The answer should consist of each line below that contains the word "sodium".

------ Records provided ------

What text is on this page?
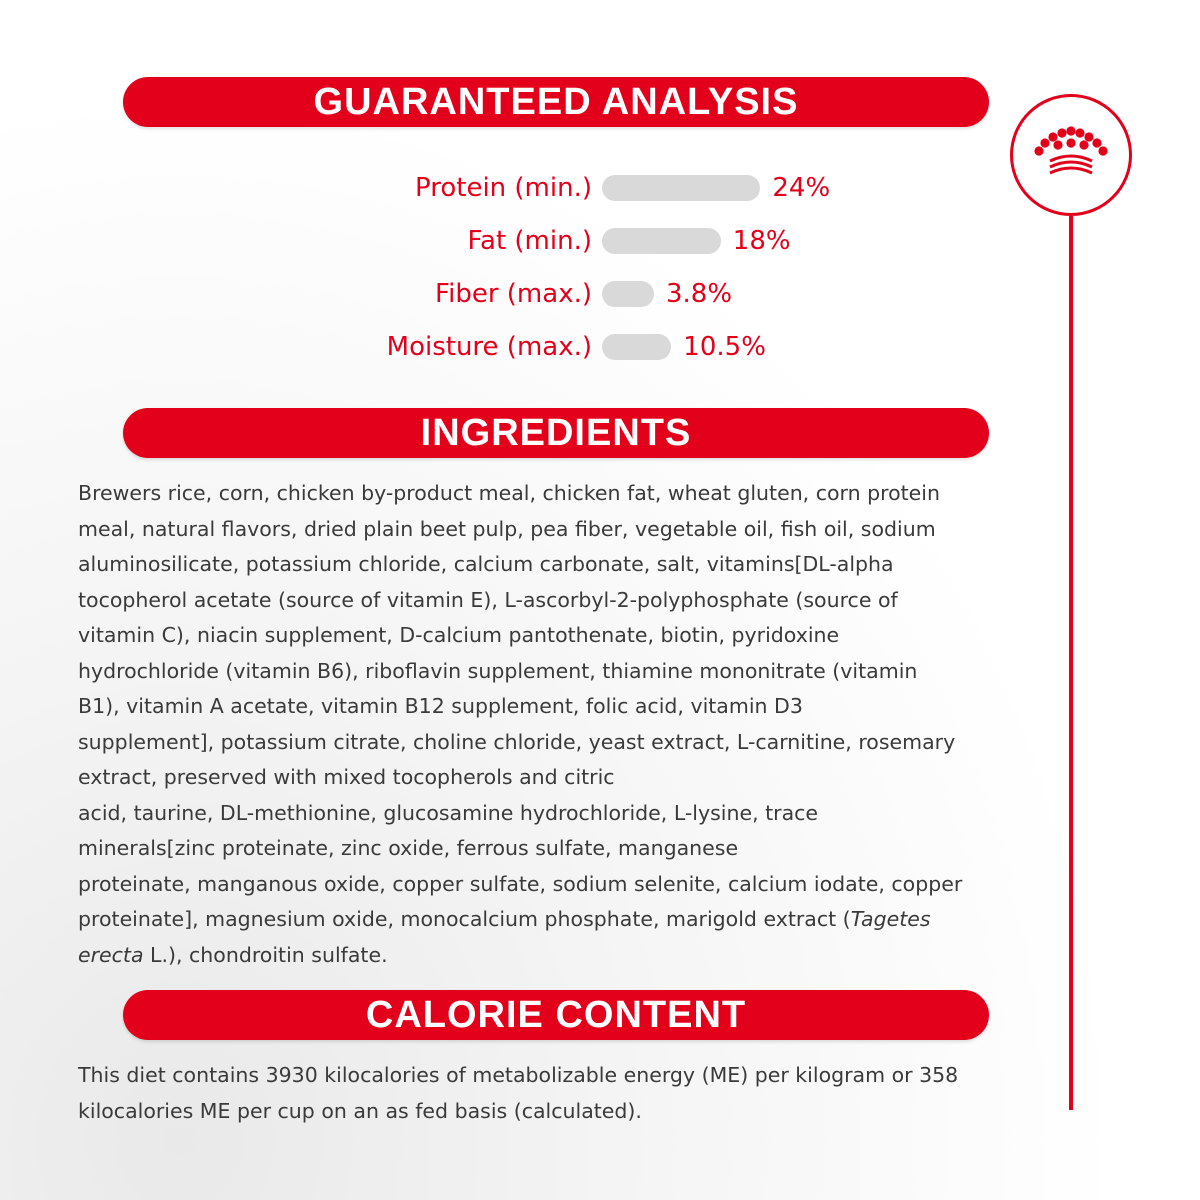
GUARANTEED ANALYSIS
Protein (min.)	24%
Fat (min.)	18%
Fiber (max.)	3.8%
Moisture (max.)	10.5%
INGREDIENTS
Brewers rice, corn, chicken by-product meal, chicken fat, wheat gluten, corn protein
meal, natural flavors, dried plain beet pulp, pea fiber, vegetable oil, fish oil, sodium
aluminosilicate, potassium chloride, calcium carbonate, salt, vitamins[DL-alpha
tocopherol acetate (source of vitamin E), L-ascorbyl-2-polyphosphate (source of
vitamin C), niacin supplement, D-calcium pantothenate, biotin, pyridoxine
hydrochloride (vitamin B6), riboflavin supplement, thiamine mononitrate (vitamin
B1), vitamin A acetate, vitamin B12 supplement, folic acid, vitamin D3
supplement], potassium citrate, choline chloride, yeast extract, L-carnitine, rosemary
extract, preserved with mixed tocopherols and citric
acid, taurine, DL-methionine, glucosamine hydrochloride, L-lysine, trace
minerals[zinc proteinate, zinc oxide, ferrous sulfate, manganese
proteinate, manganous oxide, copper sulfate, sodium selenite, calcium iodate, copper
proteinate], magnesium oxide, monocalcium phosphate, marigold extract (Tagetes
erecta L.), chondroitin sulfate.
CALORIE CONTENT
This diet contains 3930 kilocalories of metabolizable energy (ME) per kilogram or 358
kilocalories ME per cup on an as fed basis (calculated).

------

> Answer below:
meal, natural flavors, dried plain beet pulp, pea fiber, vegetable oil, fish oil, sodium
proteinate, manganous oxide, copper sulfate, sodium selenite, calcium iodate, copper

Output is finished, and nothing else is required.